## Start RAW RECORDS
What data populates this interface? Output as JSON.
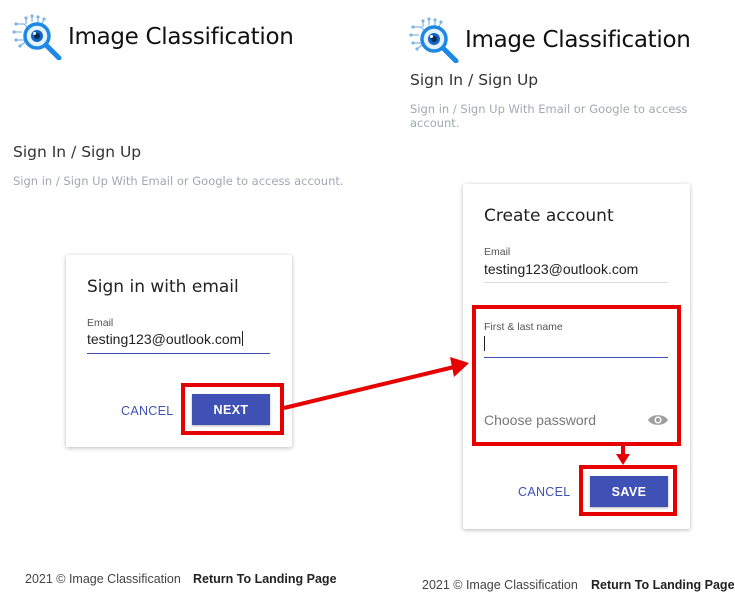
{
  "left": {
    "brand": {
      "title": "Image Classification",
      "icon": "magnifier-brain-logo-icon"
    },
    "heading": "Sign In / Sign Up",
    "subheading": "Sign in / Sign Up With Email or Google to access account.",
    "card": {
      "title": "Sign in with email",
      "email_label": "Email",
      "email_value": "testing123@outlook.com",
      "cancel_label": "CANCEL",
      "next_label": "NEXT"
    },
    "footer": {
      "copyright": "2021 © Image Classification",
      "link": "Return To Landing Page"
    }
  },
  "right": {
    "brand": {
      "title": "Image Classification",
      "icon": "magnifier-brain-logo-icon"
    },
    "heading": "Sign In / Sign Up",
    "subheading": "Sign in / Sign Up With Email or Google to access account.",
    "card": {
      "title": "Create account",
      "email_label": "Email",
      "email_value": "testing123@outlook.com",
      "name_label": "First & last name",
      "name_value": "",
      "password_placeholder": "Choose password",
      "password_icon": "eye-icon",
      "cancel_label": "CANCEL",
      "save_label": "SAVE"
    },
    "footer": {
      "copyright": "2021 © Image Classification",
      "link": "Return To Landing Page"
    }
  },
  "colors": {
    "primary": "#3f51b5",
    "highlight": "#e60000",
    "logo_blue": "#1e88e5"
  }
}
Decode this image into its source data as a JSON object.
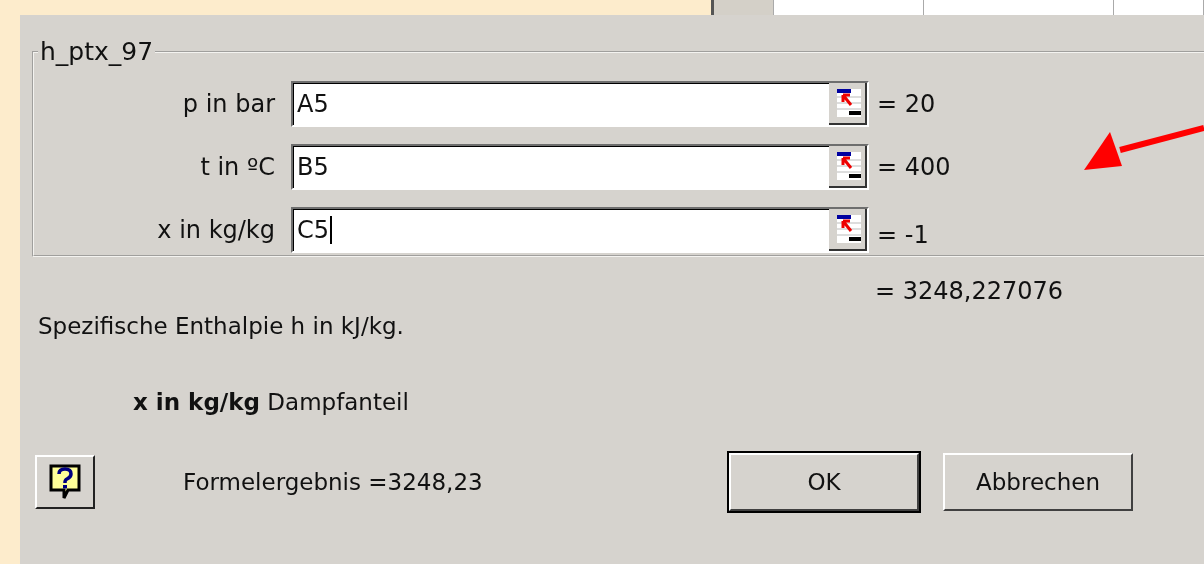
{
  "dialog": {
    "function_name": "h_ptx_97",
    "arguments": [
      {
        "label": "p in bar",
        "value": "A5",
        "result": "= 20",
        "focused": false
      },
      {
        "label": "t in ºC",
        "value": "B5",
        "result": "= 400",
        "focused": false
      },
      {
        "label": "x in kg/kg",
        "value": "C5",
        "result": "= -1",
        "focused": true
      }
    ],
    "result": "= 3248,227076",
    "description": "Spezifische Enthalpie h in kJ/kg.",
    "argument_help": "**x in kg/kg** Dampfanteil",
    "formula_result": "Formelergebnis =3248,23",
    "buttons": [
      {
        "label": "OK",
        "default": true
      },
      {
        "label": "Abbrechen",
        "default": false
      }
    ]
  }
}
## End RAW RECORDS
WHAT THE TASK REQUIRES> Reproduce the whole listing word for word, setting aside any pictures.

WRITTEN ANSWER>
What data populates this interface? Output as JSON.
{
  "left": {
    "brand": {
      "title": "Image Classification",
      "icon": "magnifier-brain-logo-icon"
    },
    "heading": "Sign In / Sign Up",
    "subheading": "Sign in / Sign Up With Email or Google to access account.",
    "card": {
      "title": "Sign in with email",
      "email_label": "Email",
      "email_value": "testing123@outlook.com",
      "cancel_label": "CANCEL",
      "next_label": "NEXT"
    },
    "footer": {
      "copyright": "2021 © Image Classification",
      "link": "Return To Landing Page"
    }
  },
  "right": {
    "brand": {
      "title": "Image Classification",
      "icon": "magnifier-brain-logo-icon"
    },
    "heading": "Sign In / Sign Up",
    "subheading": "Sign in / Sign Up With Email or Google to access account.",
    "card": {
      "title": "Create account",
      "email_label": "Email",
      "email_value": "testing123@outlook.com",
      "name_label": "First & last name",
      "name_value": "",
      "password_placeholder": "Choose password",
      "password_icon": "eye-icon",
      "cancel_label": "CANCEL",
      "save_label": "SAVE"
    },
    "footer": {
      "copyright": "2021 © Image Classification",
      "link": "Return To Landing Page"
    }
  },
  "colors": {
    "primary": "#3f51b5",
    "highlight": "#e60000",
    "logo_blue": "#1e88e5"
  }
}
Decode this image into its source data as a JSON object.
{
  "dialog": {
    "function_name": "h_ptx_97",
    "arguments": [
      {
        "label": "p in bar",
        "value": "A5",
        "result": "= 20",
        "focused": false
      },
      {
        "label": "t in ºC",
        "value": "B5",
        "result": "= 400",
        "focused": false
      },
      {
        "label": "x in kg/kg",
        "value": "C5",
        "result": "= -1",
        "focused": true
      }
    ],
    "result": "= 3248,227076",
    "description": "Spezifische Enthalpie h in kJ/kg.",
    "argument_help": "**x in kg/kg** Dampfanteil",
    "formula_result": "Formelergebnis =3248,23",
    "buttons": [
      {
        "label": "OK",
        "default": true
      },
      {
        "label": "Abbrechen",
        "default": false
      }
    ]
  }
}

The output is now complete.